Task input -
════════════════════
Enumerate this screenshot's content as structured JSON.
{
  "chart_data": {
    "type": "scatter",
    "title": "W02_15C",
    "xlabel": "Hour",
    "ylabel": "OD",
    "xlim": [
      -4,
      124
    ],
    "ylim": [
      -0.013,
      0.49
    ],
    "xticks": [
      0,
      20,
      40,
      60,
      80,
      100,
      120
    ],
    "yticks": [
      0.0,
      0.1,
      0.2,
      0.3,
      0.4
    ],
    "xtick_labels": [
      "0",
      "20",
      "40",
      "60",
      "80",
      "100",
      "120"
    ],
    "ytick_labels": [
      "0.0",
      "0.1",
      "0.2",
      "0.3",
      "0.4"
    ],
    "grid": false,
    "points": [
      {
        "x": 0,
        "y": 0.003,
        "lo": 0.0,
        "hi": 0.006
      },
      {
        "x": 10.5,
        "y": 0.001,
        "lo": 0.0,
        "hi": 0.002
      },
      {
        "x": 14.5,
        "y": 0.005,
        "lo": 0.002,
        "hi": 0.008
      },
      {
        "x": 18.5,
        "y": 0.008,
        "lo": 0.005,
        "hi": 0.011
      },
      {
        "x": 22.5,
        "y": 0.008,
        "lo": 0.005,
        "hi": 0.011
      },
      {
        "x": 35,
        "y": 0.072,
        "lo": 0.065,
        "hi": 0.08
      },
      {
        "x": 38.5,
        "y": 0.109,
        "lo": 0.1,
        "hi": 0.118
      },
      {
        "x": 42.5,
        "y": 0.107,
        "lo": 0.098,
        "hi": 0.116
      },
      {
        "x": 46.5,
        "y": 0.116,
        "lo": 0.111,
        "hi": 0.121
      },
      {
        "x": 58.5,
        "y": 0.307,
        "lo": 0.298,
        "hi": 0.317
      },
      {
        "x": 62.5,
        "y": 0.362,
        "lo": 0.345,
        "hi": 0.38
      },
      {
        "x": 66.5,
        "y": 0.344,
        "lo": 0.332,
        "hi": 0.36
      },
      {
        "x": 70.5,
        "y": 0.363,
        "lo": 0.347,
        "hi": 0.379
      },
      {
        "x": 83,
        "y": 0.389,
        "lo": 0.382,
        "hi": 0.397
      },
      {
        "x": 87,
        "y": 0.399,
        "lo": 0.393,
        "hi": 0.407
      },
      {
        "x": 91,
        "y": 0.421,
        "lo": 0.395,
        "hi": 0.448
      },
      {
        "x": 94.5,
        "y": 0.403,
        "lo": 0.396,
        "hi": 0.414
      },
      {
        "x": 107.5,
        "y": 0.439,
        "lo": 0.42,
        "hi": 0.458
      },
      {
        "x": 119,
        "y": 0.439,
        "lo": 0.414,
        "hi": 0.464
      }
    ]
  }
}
════════════════════
The problem -
Every line of the material must be returned exactly as it appears.

Written response -
Enumerate this screenshot's content as structured JSON.
{
  "chart_data": {
    "type": "scatter",
    "title": "W02_15C",
    "xlabel": "Hour",
    "ylabel": "OD",
    "xlim": [
      -4,
      124
    ],
    "ylim": [
      -0.013,
      0.49
    ],
    "xticks": [
      0,
      20,
      40,
      60,
      80,
      100,
      120
    ],
    "yticks": [
      0.0,
      0.1,
      0.2,
      0.3,
      0.4
    ],
    "xtick_labels": [
      "0",
      "20",
      "40",
      "60",
      "80",
      "100",
      "120"
    ],
    "ytick_labels": [
      "0.0",
      "0.1",
      "0.2",
      "0.3",
      "0.4"
    ],
    "grid": false,
    "points": [
      {
        "x": 0,
        "y": 0.003,
        "lo": 0.0,
        "hi": 0.006
      },
      {
        "x": 10.5,
        "y": 0.001,
        "lo": 0.0,
        "hi": 0.002
      },
      {
        "x": 14.5,
        "y": 0.005,
        "lo": 0.002,
        "hi": 0.008
      },
      {
        "x": 18.5,
        "y": 0.008,
        "lo": 0.005,
        "hi": 0.011
      },
      {
        "x": 22.5,
        "y": 0.008,
        "lo": 0.005,
        "hi": 0.011
      },
      {
        "x": 35,
        "y": 0.072,
        "lo": 0.065,
        "hi": 0.08
      },
      {
        "x": 38.5,
        "y": 0.109,
        "lo": 0.1,
        "hi": 0.118
      },
      {
        "x": 42.5,
        "y": 0.107,
        "lo": 0.098,
        "hi": 0.116
      },
      {
        "x": 46.5,
        "y": 0.116,
        "lo": 0.111,
        "hi": 0.121
      },
      {
        "x": 58.5,
        "y": 0.307,
        "lo": 0.298,
        "hi": 0.317
      },
      {
        "x": 62.5,
        "y": 0.362,
        "lo": 0.345,
        "hi": 0.38
      },
      {
        "x": 66.5,
        "y": 0.344,
        "lo": 0.332,
        "hi": 0.36
      },
      {
        "x": 70.5,
        "y": 0.363,
        "lo": 0.347,
        "hi": 0.379
      },
      {
        "x": 83,
        "y": 0.389,
        "lo": 0.382,
        "hi": 0.397
      },
      {
        "x": 87,
        "y": 0.399,
        "lo": 0.393,
        "hi": 0.407
      },
      {
        "x": 91,
        "y": 0.421,
        "lo": 0.395,
        "hi": 0.448
      },
      {
        "x": 94.5,
        "y": 0.403,
        "lo": 0.396,
        "hi": 0.414
      },
      {
        "x": 107.5,
        "y": 0.439,
        "lo": 0.42,
        "hi": 0.458
      },
      {
        "x": 119,
        "y": 0.439,
        "lo": 0.414,
        "hi": 0.464
      }
    ]
  }
}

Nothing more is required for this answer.